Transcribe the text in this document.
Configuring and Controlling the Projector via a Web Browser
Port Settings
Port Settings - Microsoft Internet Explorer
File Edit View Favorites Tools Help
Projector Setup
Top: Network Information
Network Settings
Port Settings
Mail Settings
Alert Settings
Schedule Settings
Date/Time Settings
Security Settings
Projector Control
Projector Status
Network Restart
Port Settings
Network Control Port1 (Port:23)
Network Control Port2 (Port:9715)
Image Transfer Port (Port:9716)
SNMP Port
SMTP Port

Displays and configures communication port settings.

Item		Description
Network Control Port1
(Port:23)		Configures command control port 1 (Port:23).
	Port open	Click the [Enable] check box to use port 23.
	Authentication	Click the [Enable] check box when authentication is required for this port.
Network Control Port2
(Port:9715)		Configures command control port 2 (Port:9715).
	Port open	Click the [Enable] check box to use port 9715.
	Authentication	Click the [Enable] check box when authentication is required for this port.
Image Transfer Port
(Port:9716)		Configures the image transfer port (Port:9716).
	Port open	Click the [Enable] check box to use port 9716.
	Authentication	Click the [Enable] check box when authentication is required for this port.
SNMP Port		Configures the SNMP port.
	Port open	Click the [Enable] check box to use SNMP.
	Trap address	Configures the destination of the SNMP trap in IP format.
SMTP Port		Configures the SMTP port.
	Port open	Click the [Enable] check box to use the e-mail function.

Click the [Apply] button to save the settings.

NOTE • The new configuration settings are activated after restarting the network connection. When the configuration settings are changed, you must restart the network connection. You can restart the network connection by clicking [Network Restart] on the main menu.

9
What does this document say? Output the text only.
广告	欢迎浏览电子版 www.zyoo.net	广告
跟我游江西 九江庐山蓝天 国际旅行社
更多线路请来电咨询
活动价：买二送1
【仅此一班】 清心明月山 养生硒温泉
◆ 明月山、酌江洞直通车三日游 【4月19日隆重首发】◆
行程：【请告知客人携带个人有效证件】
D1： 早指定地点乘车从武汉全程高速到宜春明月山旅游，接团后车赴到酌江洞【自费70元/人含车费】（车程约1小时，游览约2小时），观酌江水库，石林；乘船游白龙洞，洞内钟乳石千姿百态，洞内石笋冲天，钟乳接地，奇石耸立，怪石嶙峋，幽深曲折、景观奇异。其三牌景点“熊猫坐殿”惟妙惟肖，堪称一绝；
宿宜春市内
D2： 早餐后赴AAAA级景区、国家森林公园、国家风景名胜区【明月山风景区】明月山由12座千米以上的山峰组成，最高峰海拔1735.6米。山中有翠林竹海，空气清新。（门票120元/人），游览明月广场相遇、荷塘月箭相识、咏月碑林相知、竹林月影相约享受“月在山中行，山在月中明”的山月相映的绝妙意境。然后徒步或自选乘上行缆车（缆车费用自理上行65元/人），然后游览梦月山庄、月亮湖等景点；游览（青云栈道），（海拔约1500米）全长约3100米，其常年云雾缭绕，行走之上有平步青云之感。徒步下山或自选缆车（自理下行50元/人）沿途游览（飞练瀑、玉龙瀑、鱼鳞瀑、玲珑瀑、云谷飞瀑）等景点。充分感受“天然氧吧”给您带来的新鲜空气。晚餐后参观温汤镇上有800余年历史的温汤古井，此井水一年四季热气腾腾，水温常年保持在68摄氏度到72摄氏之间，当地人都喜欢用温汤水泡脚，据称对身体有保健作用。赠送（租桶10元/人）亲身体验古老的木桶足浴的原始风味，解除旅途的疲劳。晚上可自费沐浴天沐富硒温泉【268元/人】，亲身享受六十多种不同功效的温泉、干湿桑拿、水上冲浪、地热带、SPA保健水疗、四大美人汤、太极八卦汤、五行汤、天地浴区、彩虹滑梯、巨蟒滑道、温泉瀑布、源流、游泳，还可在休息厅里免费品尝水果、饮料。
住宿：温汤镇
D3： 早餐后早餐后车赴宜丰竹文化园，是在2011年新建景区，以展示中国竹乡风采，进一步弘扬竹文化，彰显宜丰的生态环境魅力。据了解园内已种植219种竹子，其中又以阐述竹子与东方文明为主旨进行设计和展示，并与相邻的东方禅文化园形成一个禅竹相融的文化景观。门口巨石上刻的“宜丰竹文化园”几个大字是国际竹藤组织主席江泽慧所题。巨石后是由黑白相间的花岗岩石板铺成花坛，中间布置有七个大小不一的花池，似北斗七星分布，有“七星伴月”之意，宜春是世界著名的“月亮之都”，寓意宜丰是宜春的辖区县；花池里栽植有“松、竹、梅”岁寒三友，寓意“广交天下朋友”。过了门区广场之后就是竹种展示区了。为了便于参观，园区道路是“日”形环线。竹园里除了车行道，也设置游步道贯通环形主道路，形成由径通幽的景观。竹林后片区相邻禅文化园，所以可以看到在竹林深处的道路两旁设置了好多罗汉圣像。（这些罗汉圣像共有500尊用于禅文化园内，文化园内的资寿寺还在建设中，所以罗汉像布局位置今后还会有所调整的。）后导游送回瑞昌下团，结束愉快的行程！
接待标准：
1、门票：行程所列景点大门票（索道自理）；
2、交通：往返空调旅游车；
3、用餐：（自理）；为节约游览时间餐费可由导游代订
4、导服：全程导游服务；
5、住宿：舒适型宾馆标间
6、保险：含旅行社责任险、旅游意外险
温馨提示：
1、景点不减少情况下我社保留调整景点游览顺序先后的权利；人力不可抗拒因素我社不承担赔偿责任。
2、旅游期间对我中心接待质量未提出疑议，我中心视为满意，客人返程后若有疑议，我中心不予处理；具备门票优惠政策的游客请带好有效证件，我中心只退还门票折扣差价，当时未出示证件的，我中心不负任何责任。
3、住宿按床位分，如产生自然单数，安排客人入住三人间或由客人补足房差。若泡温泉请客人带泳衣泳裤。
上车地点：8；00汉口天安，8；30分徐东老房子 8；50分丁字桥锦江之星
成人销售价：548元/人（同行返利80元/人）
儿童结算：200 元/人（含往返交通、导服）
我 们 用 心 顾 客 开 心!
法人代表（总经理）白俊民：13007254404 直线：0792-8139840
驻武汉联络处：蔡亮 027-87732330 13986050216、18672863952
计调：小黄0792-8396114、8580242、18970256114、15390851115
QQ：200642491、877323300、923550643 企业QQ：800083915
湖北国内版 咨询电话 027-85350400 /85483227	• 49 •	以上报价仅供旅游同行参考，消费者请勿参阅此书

▶ **Goal of the exercise**
Extract each line of the listing above, copying it word for word.

▶ **Answer in full**
Transcribe the text in this document.
Configuring and Controlling the Projector via a Web Browser
Port Settings
Port Settings - Microsoft Internet Explorer
File Edit View Favorites Tools Help
Projector Setup
Top: Network Information
Network Settings
Port Settings
Mail Settings
Alert Settings
Schedule Settings
Date/Time Settings
Security Settings
Projector Control
Projector Status
Network Restart
Port Settings
Network Control Port1 (Port:23)
Network Control Port2 (Port:9715)
Image Transfer Port (Port:9716)
SNMP Port
SMTP Port

Displays and configures communication port settings.

Item		Description
Network Control Port1
(Port:23)		Configures command control port 1 (Port:23).
	Port open	Click the [Enable] check box to use port 23.
	Authentication	Click the [Enable] check box when authentication is required for this port.
Network Control Port2
(Port:9715)		Configures command control port 2 (Port:9715).
	Port open	Click the [Enable] check box to use port 9715.
	Authentication	Click the [Enable] check box when authentication is required for this port.
Image Transfer Port
(Port:9716)		Configures the image transfer port (Port:9716).
	Port open	Click the [Enable] check box to use port 9716.
	Authentication	Click the [Enable] check box when authentication is required for this port.
SNMP Port		Configures the SNMP port.
	Port open	Click the [Enable] check box to use SNMP.
	Trap address	Configures the destination of the SNMP trap in IP format.
SMTP Port		Configures the SMTP port.
	Port open	Click the [Enable] check box to use the e-mail function.

Click the [Apply] button to save the settings.

NOTE • The new configuration settings are activated after restarting the network connection. When the configuration settings are changed, you must restart the network connection. You can restart the network connection by clicking [Network Restart] on the main menu.

9
What does this document say? Output the text only.
广告	欢迎浏览电子版 www.zyoo.net	广告
跟我游江西 九江庐山蓝天 国际旅行社
更多线路请来电咨询
活动价：买二送1
【仅此一班】 清心明月山 养生硒温泉
◆ 明月山、酌江洞直通车三日游 【4月19日隆重首发】◆
行程：【请告知客人携带个人有效证件】
D1： 早指定地点乘车从武汉全程高速到宜春明月山旅游，接团后车赴到酌江洞【自费70元/人含车费】（车程约1小时，游览约2小时），观酌江水库，石林；乘船游白龙洞，洞内钟乳石千姿百态，洞内石笋冲天，钟乳接地，奇石耸立，怪石嶙峋，幽深曲折、景观奇异。其三牌景点“熊猫坐殿”惟妙惟肖，堪称一绝；
宿宜春市内
D2： 早餐后赴AAAA级景区、国家森林公园、国家风景名胜区【明月山风景区】明月山由12座千米以上的山峰组成，最高峰海拔1735.6米。山中有翠林竹海，空气清新。（门票120元/人），游览明月广场相遇、荷塘月箭相识、咏月碑林相知、竹林月影相约享受“月在山中行，山在月中明”的山月相映的绝妙意境。然后徒步或自选乘上行缆车（缆车费用自理上行65元/人），然后游览梦月山庄、月亮湖等景点；游览（青云栈道），（海拔约1500米）全长约3100米，其常年云雾缭绕，行走之上有平步青云之感。徒步下山或自选缆车（自理下行50元/人）沿途游览（飞练瀑、玉龙瀑、鱼鳞瀑、玲珑瀑、云谷飞瀑）等景点。充分感受“天然氧吧”给您带来的新鲜空气。晚餐后参观温汤镇上有800余年历史的温汤古井，此井水一年四季热气腾腾，水温常年保持在68摄氏度到72摄氏之间，当地人都喜欢用温汤水泡脚，据称对身体有保健作用。赠送（租桶10元/人）亲身体验古老的木桶足浴的原始风味，解除旅途的疲劳。晚上可自费沐浴天沐富硒温泉【268元/人】，亲身享受六十多种不同功效的温泉、干湿桑拿、水上冲浪、地热带、SPA保健水疗、四大美人汤、太极八卦汤、五行汤、天地浴区、彩虹滑梯、巨蟒滑道、温泉瀑布、源流、游泳，还可在休息厅里免费品尝水果、饮料。
住宿：温汤镇
D3： 早餐后早餐后车赴宜丰竹文化园，是在2011年新建景区，以展示中国竹乡风采，进一步弘扬竹文化，彰显宜丰的生态环境魅力。据了解园内已种植219种竹子，其中又以阐述竹子与东方文明为主旨进行设计和展示，并与相邻的东方禅文化园形成一个禅竹相融的文化景观。门口巨石上刻的“宜丰竹文化园”几个大字是国际竹藤组织主席江泽慧所题。巨石后是由黑白相间的花岗岩石板铺成花坛，中间布置有七个大小不一的花池，似北斗七星分布，有“七星伴月”之意，宜春是世界著名的“月亮之都”，寓意宜丰是宜春的辖区县；花池里栽植有“松、竹、梅”岁寒三友，寓意“广交天下朋友”。过了门区广场之后就是竹种展示区了。为了便于参观，园区道路是“日”形环线。竹园里除了车行道，也设置游步道贯通环形主道路，形成由径通幽的景观。竹林后片区相邻禅文化园，所以可以看到在竹林深处的道路两旁设置了好多罗汉圣像。（这些罗汉圣像共有500尊用于禅文化园内，文化园内的资寿寺还在建设中，所以罗汉像布局位置今后还会有所调整的。）后导游送回瑞昌下团，结束愉快的行程！
接待标准：
1、门票：行程所列景点大门票（索道自理）；
2、交通：往返空调旅游车；
3、用餐：（自理）；为节约游览时间餐费可由导游代订
4、导服：全程导游服务；
5、住宿：舒适型宾馆标间
6、保险：含旅行社责任险、旅游意外险
温馨提示：
1、景点不减少情况下我社保留调整景点游览顺序先后的权利；人力不可抗拒因素我社不承担赔偿责任。
2、旅游期间对我中心接待质量未提出疑议，我中心视为满意，客人返程后若有疑议，我中心不予处理；具备门票优惠政策的游客请带好有效证件，我中心只退还门票折扣差价，当时未出示证件的，我中心不负任何责任。
3、住宿按床位分，如产生自然单数，安排客人入住三人间或由客人补足房差。若泡温泉请客人带泳衣泳裤。
上车地点：8；00汉口天安，8；30分徐东老房子 8；50分丁字桥锦江之星
成人销售价：548元/人（同行返利80元/人）
儿童结算：200 元/人（含往返交通、导服）
我 们 用 心 顾 客 开 心!
法人代表（总经理）白俊民：13007254404 直线：0792-8139840
驻武汉联络处：蔡亮 027-87732330 13986050216、18672863952
计调：小黄0792-8396114、8580242、18970256114、15390851115
QQ：200642491、877323300、923550643 企业QQ：800083915
湖北国内版 咨询电话 027-85350400 /85483227	• 49 •	以上报价仅供旅游同行参考，消费者请勿参阅此书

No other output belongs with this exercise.